> [Given exercise] Rewrite the records from the line that contains "1187, 423, 1308]" through the line that contains "1461, 349, 1503]", swapping "variant-label" for "option-label" and keeping everything else the same.

> [Data lines]

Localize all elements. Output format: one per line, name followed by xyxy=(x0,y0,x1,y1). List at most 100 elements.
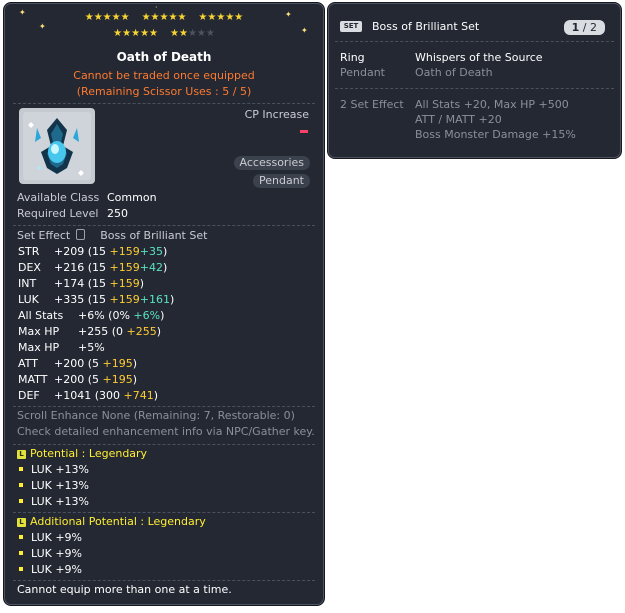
bullet-icon xyxy=(19,483,23,487)
stat-close: ) xyxy=(162,245,168,258)
star-filled-icon: ★ xyxy=(178,28,188,39)
stat-row: INT +174 (15 +159) xyxy=(18,277,144,290)
set-info-icon[interactable] xyxy=(75,229,85,240)
stat-bonus: +195 xyxy=(102,373,133,386)
potential-line: LUK +13% xyxy=(19,495,89,508)
bullet-icon xyxy=(19,551,23,555)
star-group: ★★★★★ xyxy=(170,28,215,39)
potential-header: L Potential : Legendary xyxy=(17,447,147,460)
stat-total: +216 xyxy=(54,261,85,274)
stat-extra: +6% xyxy=(133,309,161,322)
star-filled-icon: ★ xyxy=(170,28,179,39)
additional-potential-title: Additional Potential : Legendary xyxy=(30,515,206,528)
additional-potential-line-text: LUK +9% xyxy=(31,563,83,576)
stat-name: DEF xyxy=(18,389,40,402)
stat-name: LUK xyxy=(18,293,39,306)
stat-base: (15 xyxy=(87,293,107,306)
set-effect-line: ATT / MATT +20 xyxy=(415,113,502,126)
stat-close: ) xyxy=(160,309,165,322)
legendary-badge-icon: L xyxy=(17,518,26,527)
star-filled-icon: ★ xyxy=(120,12,130,23)
potential-line: LUK +13% xyxy=(19,479,89,492)
star-force-row-2: ★★★★★ ★★★★★ xyxy=(5,29,323,39)
stat-total: +1041 xyxy=(54,389,92,402)
required-level-value: 250 xyxy=(107,207,128,220)
stat-close: ) xyxy=(169,293,175,306)
set-page-indicator[interactable]: 1 / 2 xyxy=(563,20,605,35)
set-title: Boss of Brilliant Set xyxy=(372,20,480,33)
stat-bonus: +159 xyxy=(109,261,140,274)
set-piece-slot: Ring xyxy=(340,51,365,64)
set-effect-line: All Stats +20, Max HP +500 xyxy=(415,98,569,111)
stat-base: (5 xyxy=(87,373,100,386)
stat-name: Max HP xyxy=(18,325,60,338)
sparkle-icon: · xyxy=(155,3,158,12)
divider xyxy=(335,88,614,89)
star-force-row-1: ★★★★★ ★★★★★ ★★★★★ xyxy=(5,13,323,23)
stat-name: INT xyxy=(18,277,37,290)
bullet-icon xyxy=(19,467,23,471)
set-page-total: 2 xyxy=(590,21,597,34)
star-empty-icon: ★ xyxy=(205,28,215,39)
star-filled-icon: ★ xyxy=(150,12,160,23)
set-piece-name: Oath of Death xyxy=(415,66,493,79)
stat-base: (0 xyxy=(111,325,124,338)
stat-total: +255 xyxy=(78,325,109,338)
set-page-separator: / xyxy=(582,21,587,34)
set-effect-tier-label: 2 Set Effect xyxy=(340,98,404,111)
stat-name: DEX xyxy=(18,261,41,274)
additional-potential-line: LUK +9% xyxy=(19,563,82,576)
stat-total: +209 xyxy=(54,245,85,258)
stat-name: MATT xyxy=(18,373,48,386)
star-filled-icon: ★ xyxy=(113,28,123,39)
set-effect-value: Boss of Brilliant Set xyxy=(100,229,208,242)
required-level-row: Required Level 250 xyxy=(17,207,128,220)
potential-title: Potential : Legendary xyxy=(30,447,148,460)
star-group: ★★★★★ xyxy=(142,12,187,23)
set-piece-slot: Pendant xyxy=(340,66,385,79)
potential-line: LUK +13% xyxy=(19,463,89,476)
divider xyxy=(13,225,315,226)
stat-close: ) xyxy=(153,389,159,402)
stat-total: +200 xyxy=(54,357,85,370)
bullet-icon xyxy=(19,535,23,539)
star-group: ★★★★★ xyxy=(85,12,130,23)
stat-base: (5 xyxy=(87,357,100,370)
stat-base: (0% xyxy=(108,309,130,322)
stat-close: ) xyxy=(139,277,145,290)
available-class-row: Available Class Common xyxy=(17,191,157,204)
stat-name: STR xyxy=(18,245,40,258)
star-filled-icon: ★ xyxy=(102,12,112,23)
stat-row: LUK +335 (15 +159+161) xyxy=(18,293,174,306)
pendant-icon xyxy=(23,112,91,180)
required-level-label: Required Level xyxy=(17,207,99,220)
stat-bonus: +159 xyxy=(109,293,140,306)
stat-row: STR +209 (15 +159+35) xyxy=(18,245,167,258)
stat-total: +335 xyxy=(54,293,85,306)
stat-total: +174 xyxy=(54,277,85,290)
stat-base: (15 xyxy=(87,277,107,290)
stat-name: All Stats xyxy=(18,309,64,322)
bullet-icon xyxy=(19,499,23,503)
set-tooltip: SET Boss of Brilliant Set 1 / 2 Ring Whi… xyxy=(329,4,620,157)
stat-row: ATT +200 (5 +195) xyxy=(18,357,137,370)
star-filled-icon: ★ xyxy=(216,12,226,23)
stat-bonus: +255 xyxy=(126,325,157,338)
stat-base: (15 xyxy=(87,245,107,258)
star-empty-icon: ★ xyxy=(196,28,206,39)
set-badge-icon: SET xyxy=(340,21,362,32)
star-empty-icon: ★ xyxy=(187,28,197,39)
star-filled-icon: ★ xyxy=(177,12,187,23)
set-effect-label: Set Effect xyxy=(17,229,71,242)
star-group: ★★★★★ xyxy=(198,12,243,23)
available-class-value: Common xyxy=(107,191,157,204)
category-tag: Accessories xyxy=(233,156,310,170)
star-filled-icon: ★ xyxy=(225,12,235,23)
stat-total: +5% xyxy=(78,341,105,354)
stat-name: Max HP xyxy=(18,341,60,354)
stat-row: All Stats +6% (0% +6%) xyxy=(18,309,164,322)
stat-row: MATT +200 (5 +195) xyxy=(18,373,137,386)
available-class-label: Available Class xyxy=(17,191,100,204)
equip-limit-note: Cannot equip more than one at a time. xyxy=(17,583,232,596)
item-icon-frame xyxy=(19,108,95,184)
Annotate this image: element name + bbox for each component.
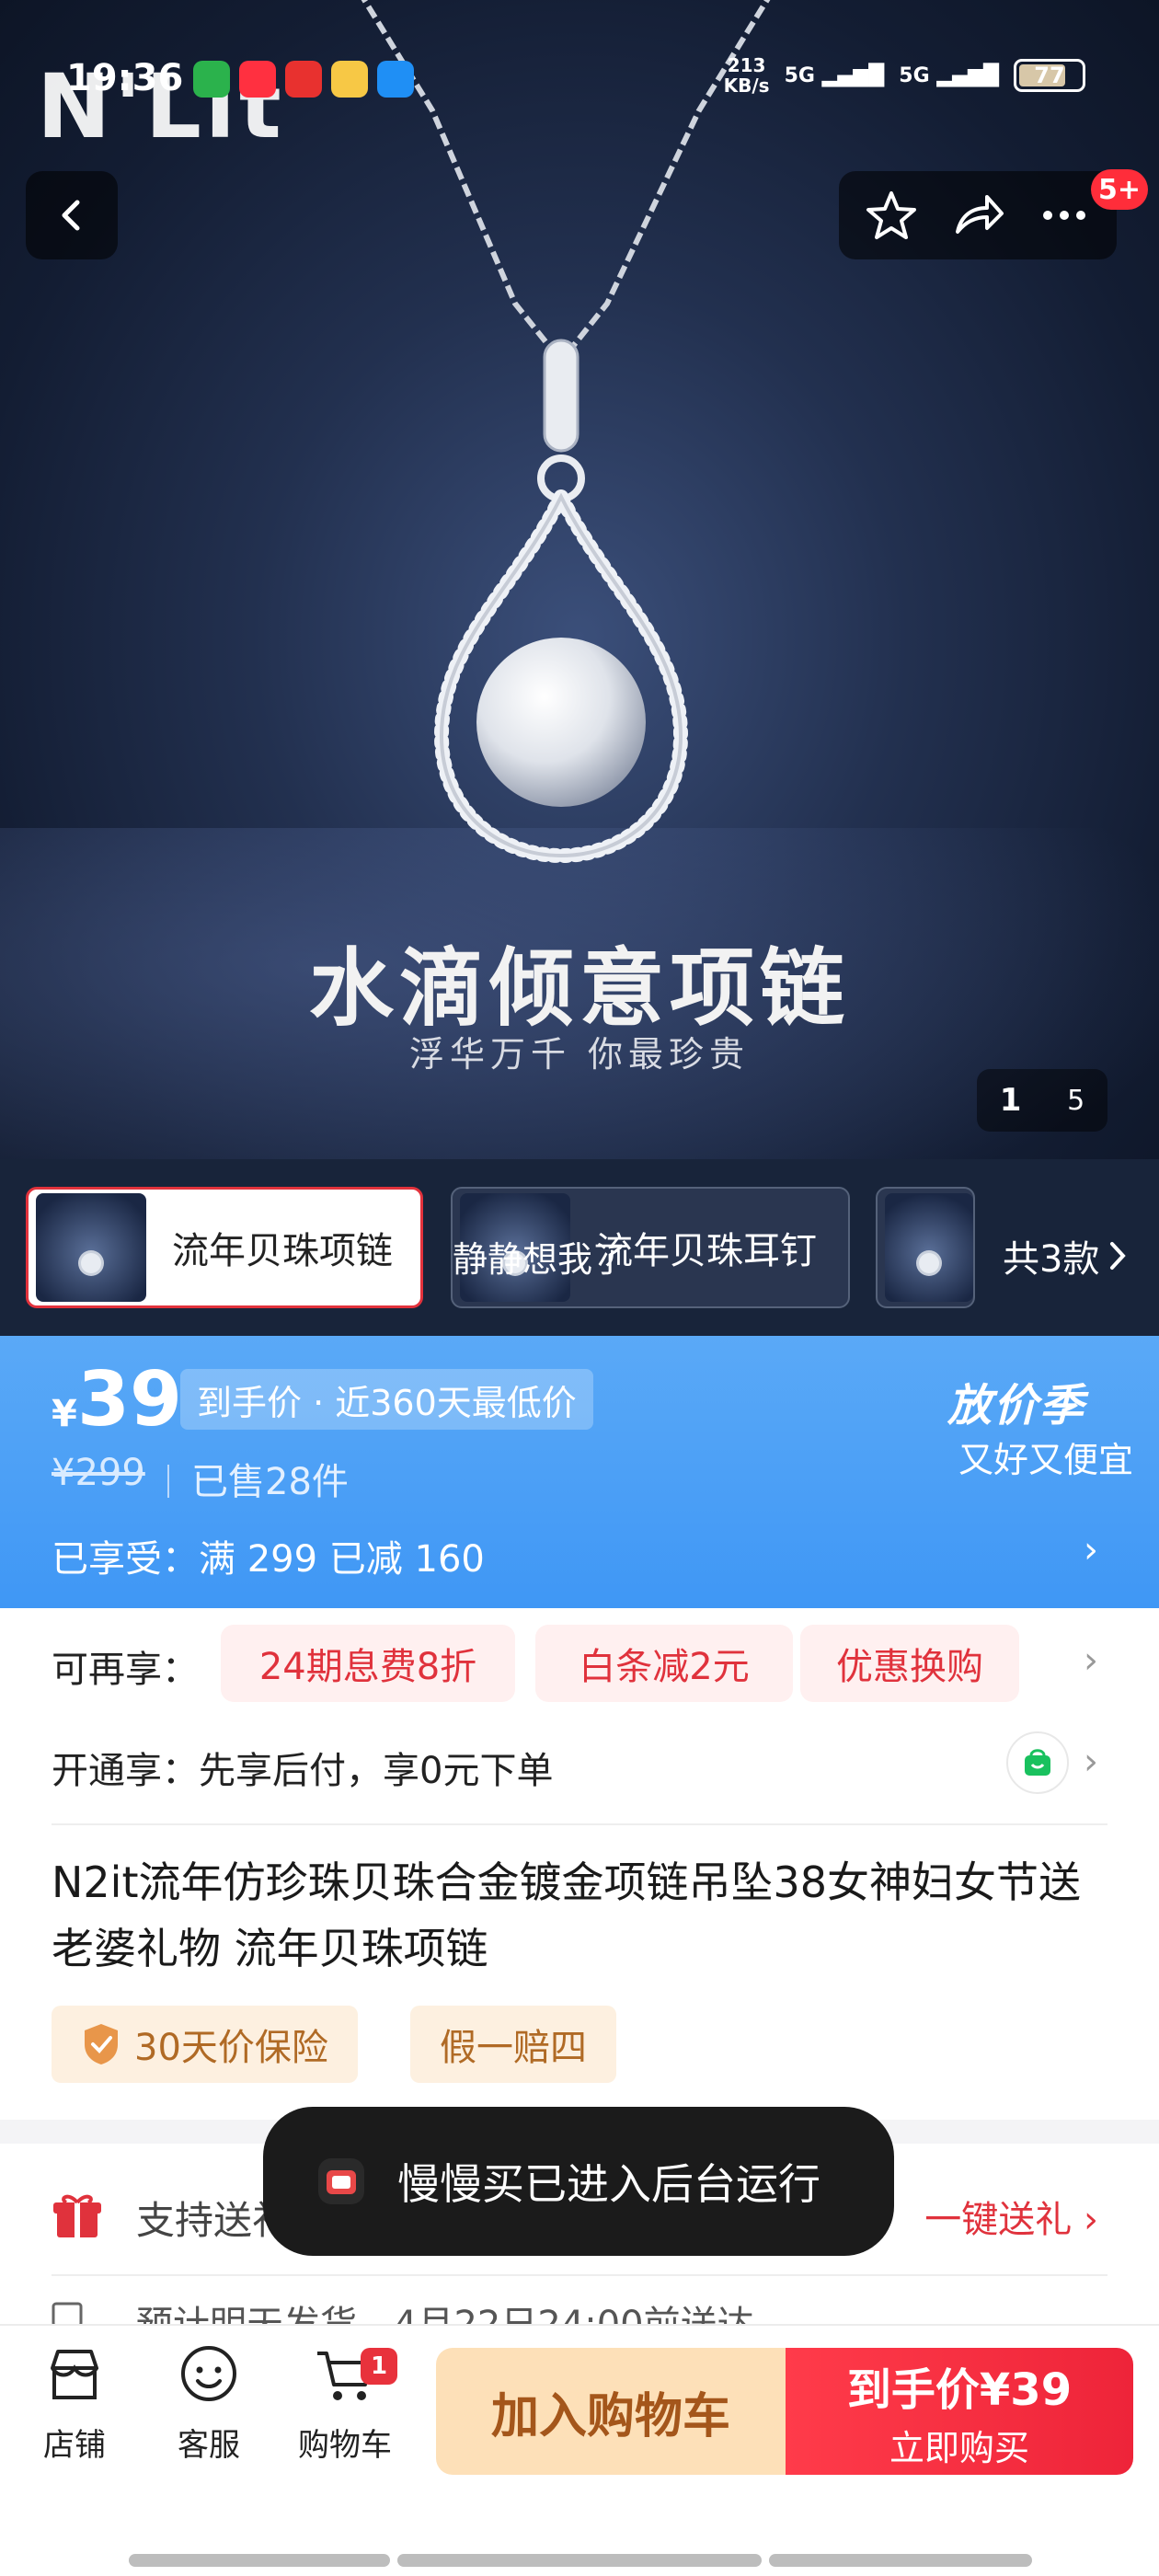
variant-option-1[interactable]: 流年贝珠项链	[26, 1187, 423, 1308]
hero-title: 水滴倾意项链	[308, 938, 850, 1038]
variant-option-2[interactable]: 静静想我了 流年贝珠耳钉	[451, 1187, 850, 1308]
variant-label: 流年贝珠耳钉	[596, 1230, 817, 1272]
sold-count: 已售28件	[191, 1461, 349, 1503]
open-benefit-row[interactable]: 开通享：先享后付，享0元下单 ›	[0, 1726, 1159, 1803]
background-run-toast: 慢慢买已进入后台运行	[263, 2107, 894, 2256]
gesture-bar-segment	[129, 2554, 390, 2567]
guarantee-fake-compensation[interactable]: 假一赔四	[410, 2006, 616, 2083]
status-bar: 19:36 213 KB/s 5G ▂▄▆█ 5G ▂▄▆█ 77	[0, 37, 1159, 120]
signal-5g-1: 5G ▂▄▆█	[784, 63, 885, 87]
shipping-text: 预计明天发货，4月22日24:00前送达	[136, 2294, 754, 2324]
buy-now-button[interactable]: 到手价¥39 立即购买	[786, 2348, 1133, 2475]
video-app-icon	[239, 61, 276, 98]
star-favorite-icon[interactable]	[864, 188, 919, 243]
offer-chip-exchange[interactable]: 优惠换购	[800, 1625, 1019, 1702]
buy-now-label: 立即购买	[889, 2427, 1029, 2468]
more-options-icon[interactable]	[1037, 188, 1092, 243]
store-icon	[51, 2350, 98, 2399]
price-amount: 39	[77, 1356, 183, 1443]
service-label: 客服	[178, 2427, 240, 2464]
cart-label: 购物车	[298, 2427, 392, 2464]
guarantee-price-protect-label: 30天价保险	[134, 2027, 328, 2069]
owl-app-icon	[377, 61, 414, 98]
image-counter-total: 5	[1067, 1084, 1085, 1117]
divider	[52, 2274, 1107, 2276]
price-divider	[167, 1465, 169, 1498]
extra-offers-row[interactable]: 可再享： 24期息费8折 白条减2元 优惠换购 ›	[0, 1621, 1159, 1709]
image-counter: 1 5	[977, 1069, 1107, 1132]
status-app-icons	[193, 61, 414, 98]
variant-total-label: 共3款	[1003, 1238, 1100, 1281]
variant-selector: 流年贝珠项链 静静想我了 流年贝珠耳钉 共3款	[0, 1159, 1159, 1336]
offer-chip-baitiao[interactable]: 白条减2元	[535, 1625, 793, 1702]
price-tag: 到手价 · 近360天最低价	[180, 1369, 593, 1430]
flower-app-icon	[331, 61, 368, 98]
cart-count-badge: 1	[361, 2348, 397, 2385]
network-speed: 213 KB/s	[723, 54, 770, 97]
bottom-action-bar: 店铺 客服 购物车 1 加入购物车 到手价¥39 立即购买	[0, 2324, 1159, 2521]
truck-icon	[52, 2302, 83, 2324]
variant-option-3[interactable]	[876, 1187, 975, 1308]
original-price: ¥299	[52, 1452, 145, 1494]
gift-cta-link[interactable]: 一键送礼 ›	[924, 2190, 1098, 2243]
discount-enjoyed: 已享受：满 299 已减 160	[52, 1538, 485, 1581]
variant-total-link[interactable]: 共3款	[1003, 1229, 1129, 1282]
product-title: N2it流年仿珍珠贝珠合金镀金项链吊坠38女神妇女节送老婆礼物 流年贝珠项链	[52, 1857, 1082, 1973]
variant-label: 流年贝珠项链	[172, 1230, 393, 1272]
gift-icon	[53, 2194, 101, 2237]
back-button[interactable]	[26, 171, 118, 259]
chevron-right-icon: ›	[1084, 1639, 1098, 1682]
variant-thumbnail	[885, 1193, 973, 1302]
shield-check-icon	[85, 2024, 118, 2064]
share-icon[interactable]	[950, 188, 1005, 243]
chat-smile-icon	[181, 2346, 236, 2401]
wechat-icon	[193, 61, 230, 98]
variant-overlay-text: 静静想我了	[453, 1239, 628, 1280]
wallet-icon	[1006, 1731, 1069, 1794]
message-badge: 5+	[1091, 169, 1149, 210]
offers-label: 可再享：	[52, 1649, 199, 1691]
shopping-app-icon	[285, 61, 322, 98]
chevron-right-icon: ›	[1084, 1529, 1098, 1571]
price-currency: ¥	[52, 1393, 77, 1435]
store-label: 店铺	[43, 2427, 106, 2464]
price-banner[interactable]: ¥ 39 到手价 · 近360天最低价 ¥299 已售28件 放价季 又好又便宜…	[0, 1336, 1159, 1608]
guarantee-fake-label: 假一赔四	[440, 2027, 587, 2069]
promo-season-title: 放价季	[947, 1380, 1085, 1432]
signal-5g-2: 5G ▂▄▆█	[899, 63, 999, 87]
offer-chip-installment[interactable]: 24期息费8折	[221, 1625, 515, 1702]
chevron-right-icon	[1110, 1242, 1127, 1270]
add-to-cart-button[interactable]: 加入购物车	[436, 2348, 786, 2475]
battery-icon: 77	[1014, 59, 1085, 92]
chevron-right-icon: ›	[1084, 1741, 1098, 1783]
customer-service-button[interactable]: 客服	[149, 2342, 269, 2465]
toast-text: 慢慢买已进入后台运行	[397, 2159, 820, 2209]
shipping-row[interactable]: 预计明天发货，4月22日24:00前送达	[0, 2278, 1159, 2324]
buy-price-label: 到手价¥39	[846, 2363, 1073, 2416]
divider	[52, 1823, 1107, 1825]
status-time: 19:36	[66, 57, 184, 99]
app-icon	[318, 2158, 364, 2204]
gesture-bar-segment	[769, 2554, 1032, 2567]
store-button[interactable]: 店铺	[15, 2342, 134, 2465]
chevron-left-icon	[62, 200, 80, 231]
promo-season-subtitle: 又好又便宜	[958, 1440, 1133, 1480]
open-benefit-label: 开通享：先享后付，享0元下单	[52, 1750, 554, 1792]
image-counter-current: 1	[999, 1082, 1022, 1119]
guarantee-price-protect[interactable]: 30天价保险	[52, 2006, 358, 2083]
gesture-bar-segment	[397, 2554, 762, 2567]
top-action-group	[839, 171, 1117, 259]
variant-thumbnail	[36, 1193, 146, 1302]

> [Exercise response]
variant-option-1[interactable]: 流年贝珠项链	[26, 1187, 423, 1308]
hero-title: 水滴倾意项链	[308, 938, 850, 1038]
variant-option-2[interactable]: 静静想我了 流年贝珠耳钉	[451, 1187, 850, 1308]
option-label: 流年贝珠耳钉	[596, 1230, 817, 1272]
sold-count: 已售28件	[191, 1461, 349, 1503]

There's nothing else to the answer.